**Exercise task**
Look through the records below and give the number of lines holding the string "JSON", nothing more.

**Record list**
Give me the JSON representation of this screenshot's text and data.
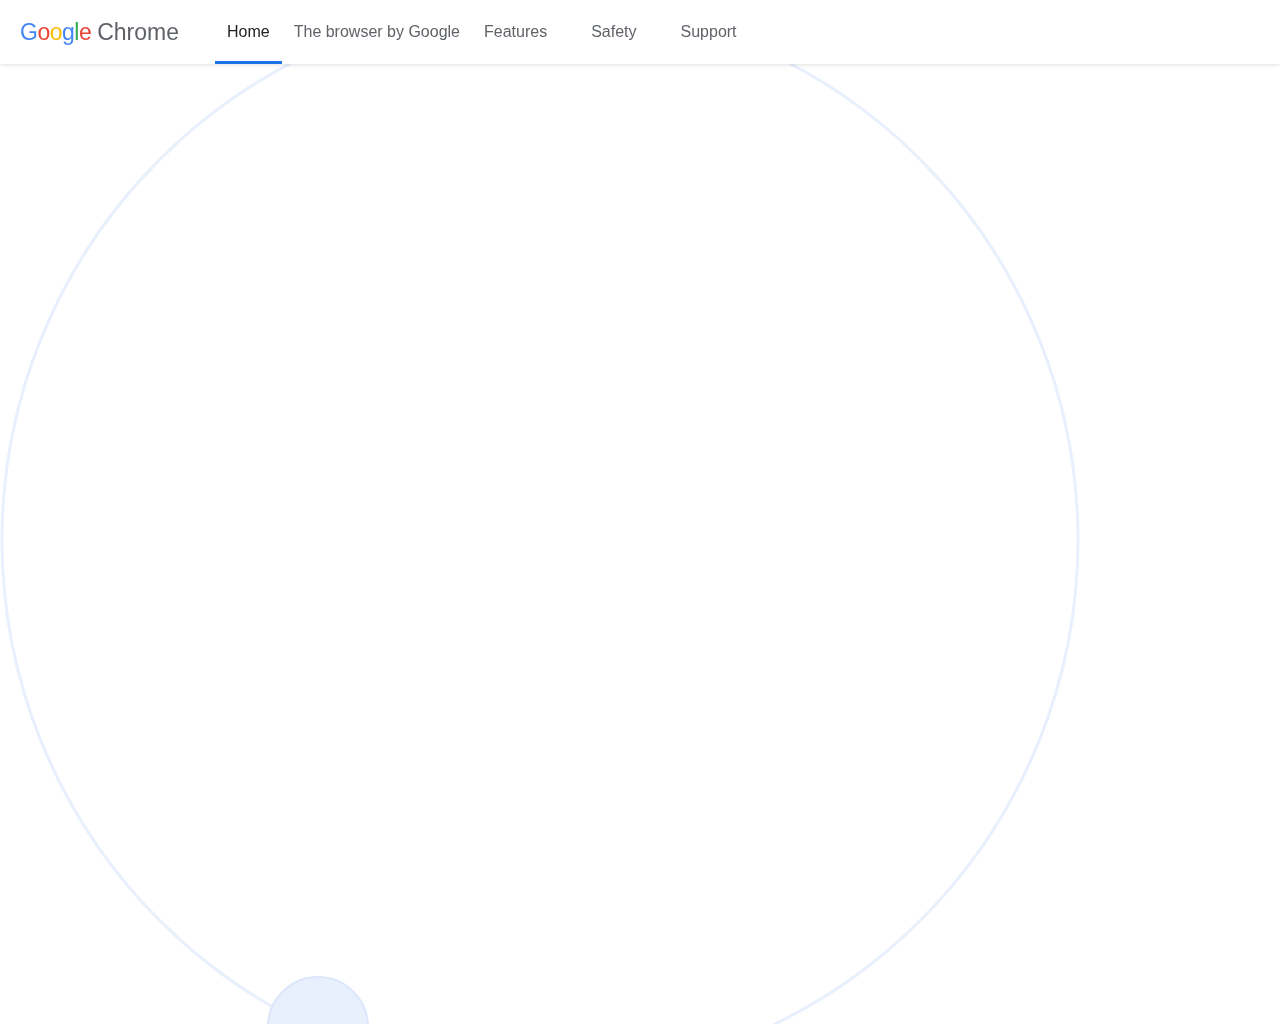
{
  "logo": {
    "letters": [
      {
        "char": "G",
        "color": "#4285f4"
      },
      {
        "char": "o",
        "color": "#ea4335"
      },
      {
        "char": "o",
        "color": "#fbbc05"
      },
      {
        "char": "g",
        "color": "#4285f4"
      },
      {
        "char": "l",
        "color": "#34a853"
      },
      {
        "char": "e",
        "color": "#ea4335"
      }
    ],
    "product": "Chrome"
  },
  "nav": [
    {
      "label": "Home",
      "selected": true
    },
    {
      "label": "The browser by Google",
      "selected": false
    },
    {
      "label": "Features",
      "selected": false
    },
    {
      "label": "Safety",
      "selected": false
    },
    {
      "label": "Support",
      "selected": false
    }
  ]
}
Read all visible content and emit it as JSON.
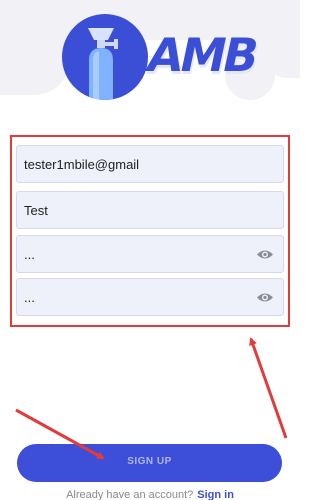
{
  "brand": {
    "logo_text": "AMB",
    "primary_color": "#3b4fd6"
  },
  "form": {
    "email": {
      "value": "tester1mbile@gmail"
    },
    "name": {
      "value": "Test"
    },
    "password": {
      "value": "...",
      "icon": "eye-icon"
    },
    "confirm_password": {
      "value": "...",
      "icon": "eye-icon"
    }
  },
  "actions": {
    "signup_label": "SIGN UP"
  },
  "footer": {
    "prompt": "Already have an account?",
    "signin_label": "Sign in"
  },
  "annotations": {
    "highlight_color": "#e23b3b"
  }
}
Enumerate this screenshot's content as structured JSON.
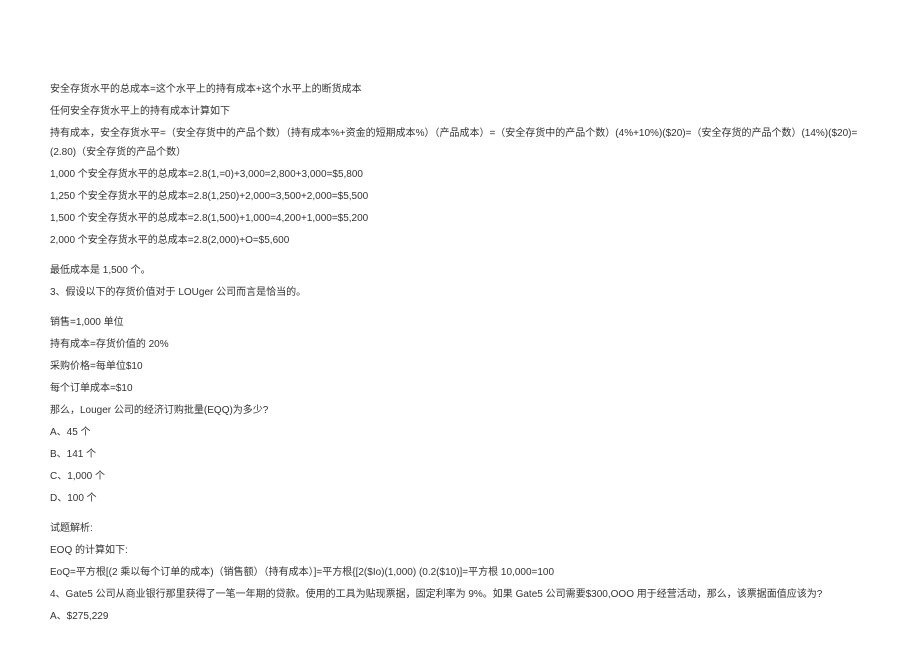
{
  "lines": [
    "安全存货水平的总成本=这个水平上的持有成本+这个水平上的断货成本",
    "任何安全存货水平上的持有成本计算如下",
    "持有成本，安全存货水平=（安全存货中的产品个数）（持有成本%+资金的短期成本%）（产品成本）=（安全存货中的产品个数）(4%+10%)($20)=（安全存货的产品个数）(14%)($20)=(2.80)（安全存货的产品个数）",
    "1,000 个安全存货水平的总成本=2.8(1,=0)+3,000=2,800+3,000=$5,800",
    "1,250 个安全存货水平的总成本=2.8(1,250)+2,000=3,500+2,000=$5,500",
    "1,500 个安全存货水平的总成本=2.8(1,500)+1,000=4,200+1,000=$5,200",
    "2,000 个安全存货水平的总成本=2.8(2,000)+O=$5,600",
    "",
    "最低成本是 1,500 个。",
    "3、假设以下的存货价值对于 LOUger 公司而言是恰当的。",
    "",
    "销售=1,000 单位",
    "持有成本=存货价值的 20%",
    "采购价格=每单位$10",
    "每个订单成本=$10",
    "那么，Louger 公司的经济订购批量(EQQ)为多少?",
    "A、45 个",
    "B、141 个",
    "C、1,000 个",
    "D、100 个",
    "",
    "试题解析:",
    "EOQ 的计算如下:",
    "EoQ=平方根[(2 乘以每个订单的成本)（销售额）（持有成本）]=平方根{[2($Io)(1,000)         (0.2($10)]=平方根 10,000=100",
    "4、Gate5 公司从商业银行那里获得了一笔一年期的贷款。使用的工具为贴现票据，固定利率为 9%。如果 Gate5 公司需要$300,OOO 用于经营活动，那么，该票据面值应该为?",
    "A、$275,229"
  ]
}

**Final result**
3